Haplogroup A1b1b2 has been found among ancient fossils excavated at Balito Bay in KwaZulu-Natal, South Africa, which have been dated to around 2149-1831 BP (2/2; 100%).[8]

Distribution

By the definition of haplogroup A as "non-BT", it is almost completely restricted to Africa, though a very small handful of bearers have been reported in Europe and Western Asia.

BRIEF 1: What is the Spanish translation of this sentence from the passage on haplogroup A: "By the definition of haplogroup A as "non-BT", it is almost completely restricted to Africa, though a very small handful of bearers have been reported in Europe and Western Asia."
BRIEF 2: According to the passage on haplogroup A, where were the ancient fossils carrying haplogroup A1b1b2 excavated?
BRIEF 3: Do these statements agree with the passage on haplogroup A? (a) The Balito Bay fossils have been dated to around 2149-1831 BP. (b) Haplogroup A has never been reported outside Africa. (c) Haplogroup A is defined as "non-BT".
The listing has no connection to the passage on haplogroup A.

RECORDS PROVIDED:
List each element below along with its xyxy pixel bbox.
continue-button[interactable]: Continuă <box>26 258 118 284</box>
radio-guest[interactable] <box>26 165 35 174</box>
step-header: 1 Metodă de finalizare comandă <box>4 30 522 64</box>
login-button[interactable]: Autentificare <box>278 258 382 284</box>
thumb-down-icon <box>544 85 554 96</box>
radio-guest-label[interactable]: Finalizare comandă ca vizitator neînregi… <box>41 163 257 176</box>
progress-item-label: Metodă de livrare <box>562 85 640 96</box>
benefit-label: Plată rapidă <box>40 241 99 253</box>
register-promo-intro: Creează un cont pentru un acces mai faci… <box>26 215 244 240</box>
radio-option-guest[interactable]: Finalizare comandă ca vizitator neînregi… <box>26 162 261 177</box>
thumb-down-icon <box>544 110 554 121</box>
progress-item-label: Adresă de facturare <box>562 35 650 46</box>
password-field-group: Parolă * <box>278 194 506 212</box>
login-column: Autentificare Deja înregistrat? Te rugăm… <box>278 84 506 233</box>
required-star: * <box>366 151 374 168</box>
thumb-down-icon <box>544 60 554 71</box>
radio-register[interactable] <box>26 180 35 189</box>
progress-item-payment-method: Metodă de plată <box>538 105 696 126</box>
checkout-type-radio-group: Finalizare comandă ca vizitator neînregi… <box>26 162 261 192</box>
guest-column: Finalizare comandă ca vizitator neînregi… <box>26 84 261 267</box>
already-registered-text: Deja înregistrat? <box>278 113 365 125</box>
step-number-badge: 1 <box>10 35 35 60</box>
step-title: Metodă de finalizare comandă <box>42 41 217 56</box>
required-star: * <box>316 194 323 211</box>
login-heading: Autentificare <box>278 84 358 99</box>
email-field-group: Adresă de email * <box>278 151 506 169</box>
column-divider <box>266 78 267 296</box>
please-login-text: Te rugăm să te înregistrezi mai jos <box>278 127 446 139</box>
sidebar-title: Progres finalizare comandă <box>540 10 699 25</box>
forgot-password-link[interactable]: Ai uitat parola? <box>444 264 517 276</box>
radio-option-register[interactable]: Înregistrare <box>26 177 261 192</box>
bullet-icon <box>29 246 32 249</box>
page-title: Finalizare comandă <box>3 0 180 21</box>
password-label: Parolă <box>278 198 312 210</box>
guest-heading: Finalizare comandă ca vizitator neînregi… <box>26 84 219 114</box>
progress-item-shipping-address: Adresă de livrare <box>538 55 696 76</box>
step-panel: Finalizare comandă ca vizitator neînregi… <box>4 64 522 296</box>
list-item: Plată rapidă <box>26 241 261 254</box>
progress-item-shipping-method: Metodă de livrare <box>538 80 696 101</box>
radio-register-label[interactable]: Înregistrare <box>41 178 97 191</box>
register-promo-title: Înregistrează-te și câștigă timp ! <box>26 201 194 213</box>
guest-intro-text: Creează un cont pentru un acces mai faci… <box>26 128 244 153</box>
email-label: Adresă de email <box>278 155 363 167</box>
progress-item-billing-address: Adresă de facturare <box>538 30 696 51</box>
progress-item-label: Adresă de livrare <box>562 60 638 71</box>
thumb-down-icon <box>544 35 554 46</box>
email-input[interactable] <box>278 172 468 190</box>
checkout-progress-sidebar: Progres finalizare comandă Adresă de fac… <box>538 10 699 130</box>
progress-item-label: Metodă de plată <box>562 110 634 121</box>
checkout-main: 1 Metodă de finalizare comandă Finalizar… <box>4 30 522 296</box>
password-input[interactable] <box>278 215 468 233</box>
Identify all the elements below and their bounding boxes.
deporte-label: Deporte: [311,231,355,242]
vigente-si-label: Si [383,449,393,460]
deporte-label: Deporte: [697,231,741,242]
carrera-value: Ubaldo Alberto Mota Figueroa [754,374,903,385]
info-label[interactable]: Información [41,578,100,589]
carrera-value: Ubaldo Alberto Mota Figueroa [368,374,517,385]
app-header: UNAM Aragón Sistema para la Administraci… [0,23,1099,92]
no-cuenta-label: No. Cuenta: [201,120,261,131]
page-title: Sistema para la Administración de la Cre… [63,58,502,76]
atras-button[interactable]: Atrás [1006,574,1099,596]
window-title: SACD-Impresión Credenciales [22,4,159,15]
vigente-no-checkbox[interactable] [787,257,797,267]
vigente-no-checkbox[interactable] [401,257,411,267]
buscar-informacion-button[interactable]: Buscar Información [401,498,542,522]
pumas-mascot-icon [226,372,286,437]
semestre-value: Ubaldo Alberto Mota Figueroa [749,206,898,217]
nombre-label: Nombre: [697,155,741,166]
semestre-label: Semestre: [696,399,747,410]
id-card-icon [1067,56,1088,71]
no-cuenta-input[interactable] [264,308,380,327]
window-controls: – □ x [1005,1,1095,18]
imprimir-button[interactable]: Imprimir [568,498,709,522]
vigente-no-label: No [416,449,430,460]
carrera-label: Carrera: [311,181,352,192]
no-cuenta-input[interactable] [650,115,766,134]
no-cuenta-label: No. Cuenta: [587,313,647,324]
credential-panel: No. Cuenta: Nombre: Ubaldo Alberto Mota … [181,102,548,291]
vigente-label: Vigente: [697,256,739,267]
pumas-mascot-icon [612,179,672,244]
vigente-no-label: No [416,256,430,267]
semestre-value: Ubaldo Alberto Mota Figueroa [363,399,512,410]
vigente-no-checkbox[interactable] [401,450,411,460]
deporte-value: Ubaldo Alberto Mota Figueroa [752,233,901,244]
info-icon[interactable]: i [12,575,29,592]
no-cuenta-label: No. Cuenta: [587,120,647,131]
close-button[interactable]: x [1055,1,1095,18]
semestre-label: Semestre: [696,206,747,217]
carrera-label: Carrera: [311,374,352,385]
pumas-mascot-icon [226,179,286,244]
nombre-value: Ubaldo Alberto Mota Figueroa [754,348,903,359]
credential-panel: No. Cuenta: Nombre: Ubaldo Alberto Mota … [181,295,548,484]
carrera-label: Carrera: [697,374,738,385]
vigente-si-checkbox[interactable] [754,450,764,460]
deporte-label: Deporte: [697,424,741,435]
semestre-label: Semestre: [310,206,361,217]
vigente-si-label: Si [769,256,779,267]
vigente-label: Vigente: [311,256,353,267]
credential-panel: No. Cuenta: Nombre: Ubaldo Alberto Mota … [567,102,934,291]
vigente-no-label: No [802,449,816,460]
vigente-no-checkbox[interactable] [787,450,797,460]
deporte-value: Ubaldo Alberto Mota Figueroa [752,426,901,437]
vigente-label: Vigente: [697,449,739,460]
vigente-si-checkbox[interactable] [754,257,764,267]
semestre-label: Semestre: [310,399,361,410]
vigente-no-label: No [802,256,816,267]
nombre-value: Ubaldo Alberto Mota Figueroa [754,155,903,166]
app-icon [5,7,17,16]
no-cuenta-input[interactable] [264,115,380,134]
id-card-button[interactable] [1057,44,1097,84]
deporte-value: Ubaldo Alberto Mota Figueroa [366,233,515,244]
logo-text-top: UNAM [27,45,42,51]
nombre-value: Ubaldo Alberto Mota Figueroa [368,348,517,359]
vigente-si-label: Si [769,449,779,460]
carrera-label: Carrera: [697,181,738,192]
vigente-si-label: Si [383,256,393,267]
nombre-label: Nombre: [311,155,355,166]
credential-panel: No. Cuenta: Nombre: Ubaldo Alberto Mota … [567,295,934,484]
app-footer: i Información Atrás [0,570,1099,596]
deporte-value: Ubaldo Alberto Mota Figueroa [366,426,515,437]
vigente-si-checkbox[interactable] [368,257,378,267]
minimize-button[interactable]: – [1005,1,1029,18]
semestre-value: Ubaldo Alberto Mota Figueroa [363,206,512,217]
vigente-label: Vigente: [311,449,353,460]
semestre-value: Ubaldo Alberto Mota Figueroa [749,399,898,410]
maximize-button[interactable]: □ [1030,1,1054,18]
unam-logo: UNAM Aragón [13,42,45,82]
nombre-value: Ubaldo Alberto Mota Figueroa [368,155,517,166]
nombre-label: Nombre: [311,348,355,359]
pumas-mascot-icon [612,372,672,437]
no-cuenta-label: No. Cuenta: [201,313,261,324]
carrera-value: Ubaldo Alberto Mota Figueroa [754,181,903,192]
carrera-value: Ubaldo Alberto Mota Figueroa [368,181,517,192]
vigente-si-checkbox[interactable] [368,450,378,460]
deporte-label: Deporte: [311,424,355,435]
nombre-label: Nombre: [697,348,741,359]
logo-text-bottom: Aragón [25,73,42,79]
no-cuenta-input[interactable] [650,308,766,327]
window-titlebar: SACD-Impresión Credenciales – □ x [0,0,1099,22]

WRITTEN SOLUTION 1: Según la definición del haplogrupo A como «no BT», está casi completamente restringido a África, aunque se ha registrado un número muy reducido de portadores en Europa y Asia Occidental.

WRITTEN SOLUTION 2: At Balito Bay in KwaZulu-Natal, South Africa.

WRITTEN SOLUTION 3:
(a) Yes: "which have been dated to around 2149-1831 BP"
(b) No: "a very small handful of bearers have been reported in Europe and Western Asia"
(c) Yes: "By the definition of haplogroup A as "non-BT""